Text:
****
The imminent news of the day
Is President Joe will convey
His choice for Fed chair
As hawks now despair
Lael Brainerd will soon lead the way
Her bona fides highlight her views
More policy ease she would choose
Inflation? No worry
But she’s in a hurry
For banks to put under the screws
The word from Washington is that President Biden will be announcing his selection for Fed chair imminently. The very fact that the news was released using that phraseology implies to some (this author included) that we will have a new Fed Chair going forward, Lael Brainerd. It is widely known that the President interviewed both Brainerd and Powell last week and ostensibly, Ms Brainerd accorded herself quite well. It is also widely known that the progressive wing of the Democratic Party, which continues to gain sway over policy decisions, hates Chairman Powell and believes that not only would a Chairwoman Brainerd maintain policies to pay for their wish list, but that she would also be much tougher on the banking industry on a regulatory basis.
Of course, the key question is, can Brainerd win approval from a split Senate? However, it is not clear that Powell could win approval either. In Brainerd’s case, the vote would almost certainly be a straight party-line vote with Vice-president Harris casting the tiebreaker if necessary, although, it is quite possible that one or two of the very centrist Republican senators vote yea for her. Powell, on the other hand, has enemies on both sides of the aisle, as there is a contingent of Republicans who believe he is to blame for the current inflation, while we also know there is a contingent of Democrats, led by Senator Warren, who despise him. In other words, it doesn’t appear either is a slam dunk despite the fact both are currently on the Fed board and have been approved in the past.
****
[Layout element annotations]
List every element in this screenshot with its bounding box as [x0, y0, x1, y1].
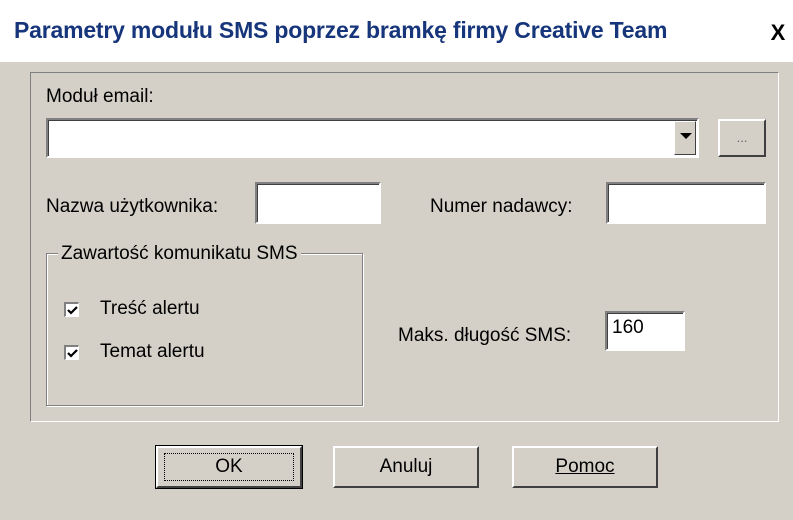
- alert-subject-checkbox[interactable]: [64, 345, 79, 360]
- alert-body-label[interactable]: Treść alertu: [100, 298, 200, 320]
- max-sms-length-label: Maks. długość SMS:: [398, 325, 572, 346]
- browse-button[interactable]: ...: [718, 119, 766, 157]
- sender-number-label: Numer nadawcy:: [430, 196, 573, 217]
- checkmark-icon: [67, 306, 78, 315]
- dropdown-button[interactable]: [674, 121, 696, 155]
- title-bar: Parametry modułu SMS poprzez bramkę firm…: [0, 0, 793, 62]
- email-module-select[interactable]: [46, 118, 699, 158]
- alert-body-checkbox[interactable]: [64, 302, 79, 317]
- help-button-label: Pomoc: [555, 456, 615, 477]
- alert-subject-label[interactable]: Temat alertu: [100, 341, 205, 363]
- dialog-window: Parametry modułu SMS poprzez bramkę firm…: [0, 0, 793, 520]
- help-button[interactable]: Pomoc: [512, 446, 658, 488]
- max-sms-length-value: 160: [612, 317, 644, 338]
- max-sms-length-input[interactable]: 160: [605, 311, 685, 351]
- username-input[interactable]: [255, 182, 381, 224]
- chevron-down-icon: [680, 133, 692, 139]
- email-module-label: Moduł email:: [46, 86, 154, 107]
- sms-content-legend: Zawartość komunikatu SMS: [58, 243, 301, 265]
- focus-indicator: [164, 453, 294, 481]
- sms-content-group: [46, 253, 363, 406]
- close-button[interactable]: X: [766, 22, 790, 44]
- username-label: Nazwa użytkownika:: [46, 196, 219, 217]
- sender-number-input[interactable]: [606, 182, 766, 224]
- cancel-button[interactable]: Anuluj: [333, 446, 479, 488]
- window-title: Parametry modułu SMS poprzez bramkę firm…: [14, 17, 668, 43]
- ok-button[interactable]: OK: [155, 445, 303, 489]
- checkmark-icon: [67, 349, 78, 358]
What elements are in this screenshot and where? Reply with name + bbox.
****
Set problem:
Can you reproduce the Fed chair piece word for word, starting with "Of course, the" and going on through "in the past."? This data is separate material, apart from the Fed chair piece.

Exercise response:
Of course, the key question is, can Brainerd win approval from a split Senate? However, it is not clear that Powell could win approval either. In Brainerd’s case, the vote would almost certainly be a straight party-line vote with Vice-president Harris casting the tiebreaker if necessary, although, it is quite possible that one or two of the very centrist Republican senators vote yea for her. Powell, on the other hand, has enemies on both sides of the aisle, as there is a contingent of Republicans who believe he is to blame for the current inflation, while we also know there is a contingent of Democrats, led by Senator Warren, who despise him. In other words, it doesn’t appear either is a slam dunk despite the fact both are currently on the Fed board and have been approved in the past.